Can you write out all the lines word for word, with no pictures?
## start Extracted information
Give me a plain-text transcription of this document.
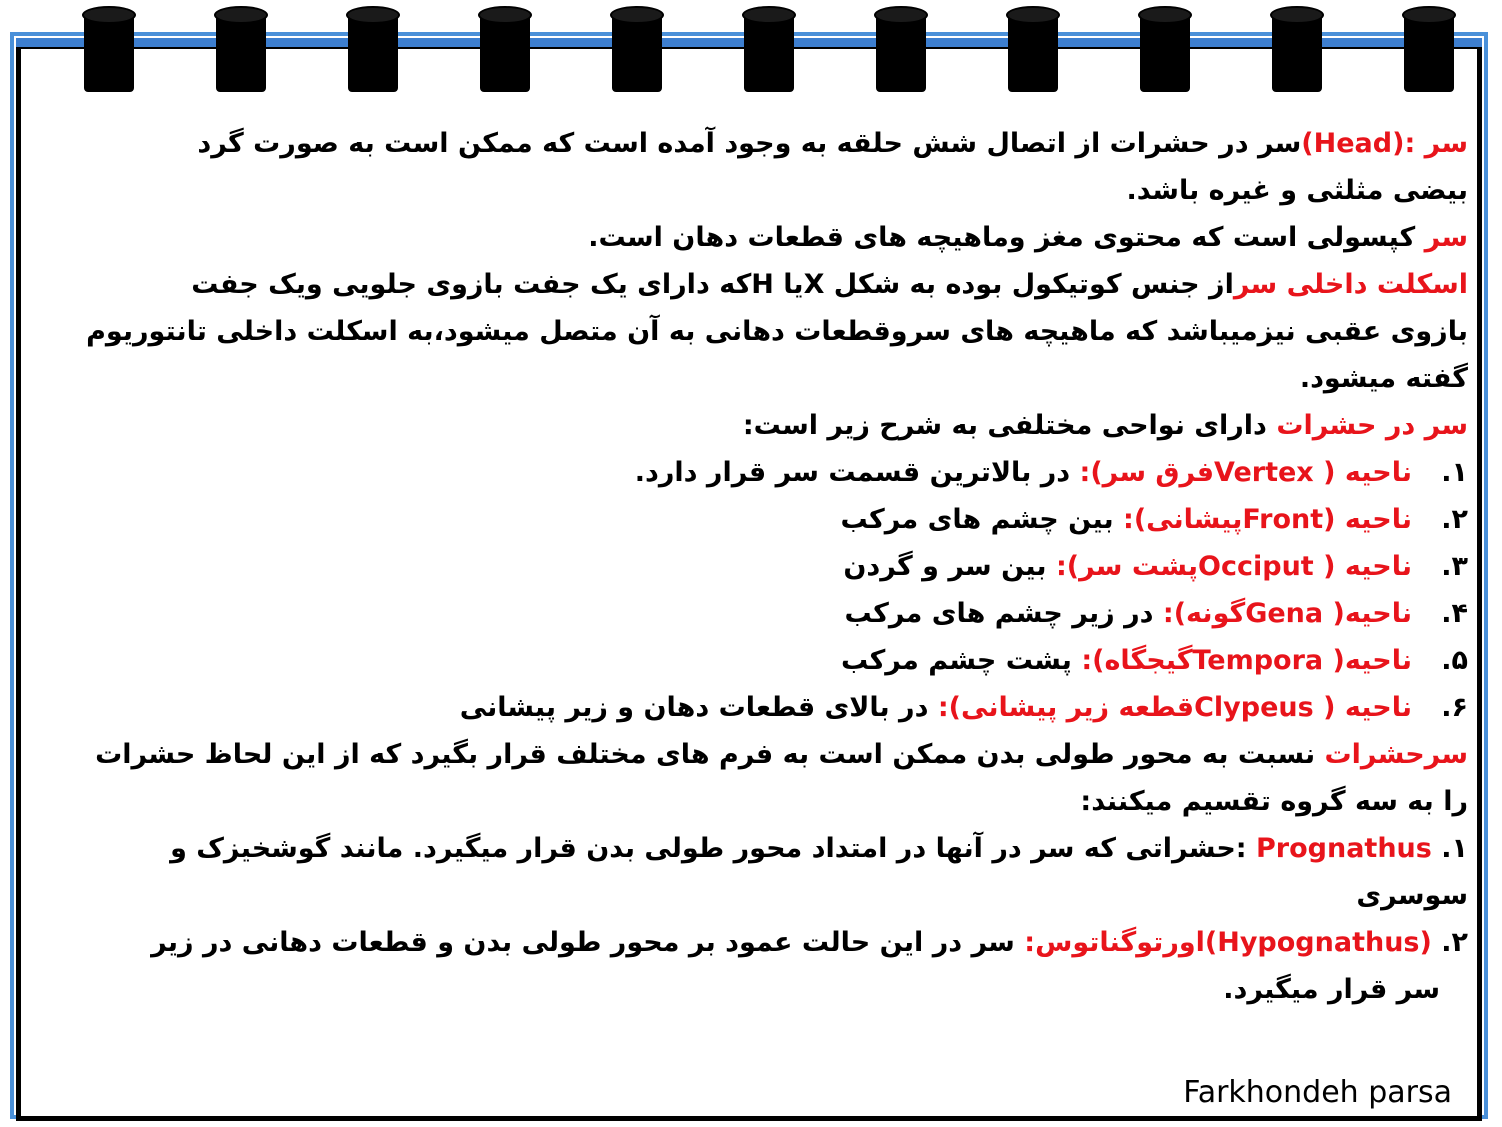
سر :(Head)سر در حشرات از اتصال شش حلقه به وجود آمده است که ممکن است به صورت گرد
بیضی مثلثی و غیره باشد.
سر کپسولی است که محتوی مغز وماهیچه های قطعات دهان است.
اسکلت داخلی سراز جنس کوتیکول بوده به شکل Xیا Hکه دارای یک جفت بازوی جلویی ویک جفت
بازوی عقبی نیزمیباشد که ماهیچه های سروقطعات دهانی به آن متصل میشود،به اسکلت داخلی تانتوریوم
گفته میشود.
سر در حشرات دارای نواحی مختلفی به شرح زیر است:
۱.ناحیه ( Vertexفرق سر): در بالاترین قسمت سر قرار دارد.
۲.ناحیه (Frontپیشانی): بین چشم های مرکب
۳.ناحیه ( Occiputپشت سر): بین سر و گردن
۴.ناحیه( Genaگونه): در زیر چشم های مرکب
۵.ناحیه( Temporaگیجگاه): پشت چشم مرکب
۶.ناحیه ( Clypeusقطعه زیر پیشانی): در بالای قطعات دهان و زیر پیشانی
سرحشرات نسبت به محور طولی بدن ممکن است به فرم های مختلف قرار بگیرد که از این لحاظ حشرات
را به سه گروه تقسیم میکنند:
۱. Prognathus :حشراتی که سر در آنها در امتداد محور طولی بدن قرار میگیرد. مانند گوشخیزک و
سوسری
۲. (Hypognathus)اورتوگناتوس: سر در این حالت عمود بر محور طولی بدن و قطعات دهانی در زیر
سر قرار میگیرد.
Farkhondeh parsa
## end Extracted information
#### Answer to the task
Give me a plain-text transcription of this document.
سر :(Head)سر در حشرات از اتصال شش حلقه به وجود آمده است که ممکن است به صورت گرد
بیضی مثلثی و غیره باشد.
سر کپسولی است که محتوی مغز وماهیچه های قطعات دهان است.
اسکلت داخلی سراز جنس کوتیکول بوده به شکل Xیا Hکه دارای یک جفت بازوی جلویی ویک جفت
بازوی عقبی نیزمیباشد که ماهیچه های سروقطعات دهانی به آن متصل میشود،به اسکلت داخلی تانتوریوم
گفته میشود.
سر در حشرات دارای نواحی مختلفی به شرح زیر است:
۱.ناحیه ( Vertexفرق سر): در بالاترین قسمت سر قرار دارد.
۲.ناحیه (Frontپیشانی): بین چشم های مرکب
۳.ناحیه ( Occiputپشت سر): بین سر و گردن
۴.ناحیه( Genaگونه): در زیر چشم های مرکب
۵.ناحیه( Temporaگیجگاه): پشت چشم مرکب
۶.ناحیه ( Clypeusقطعه زیر پیشانی): در بالای قطعات دهان و زیر پیشانی
سرحشرات نسبت به محور طولی بدن ممکن است به فرم های مختلف قرار بگیرد که از این لحاظ حشرات
را به سه گروه تقسیم میکنند:
۱. Prognathus :حشراتی که سر در آنها در امتداد محور طولی بدن قرار میگیرد. مانند گوشخیزک و
سوسری
۲. (Hypognathus)اورتوگناتوس: سر در این حالت عمود بر محور طولی بدن و قطعات دهانی در زیر
سر قرار میگیرد.
Farkhondeh parsa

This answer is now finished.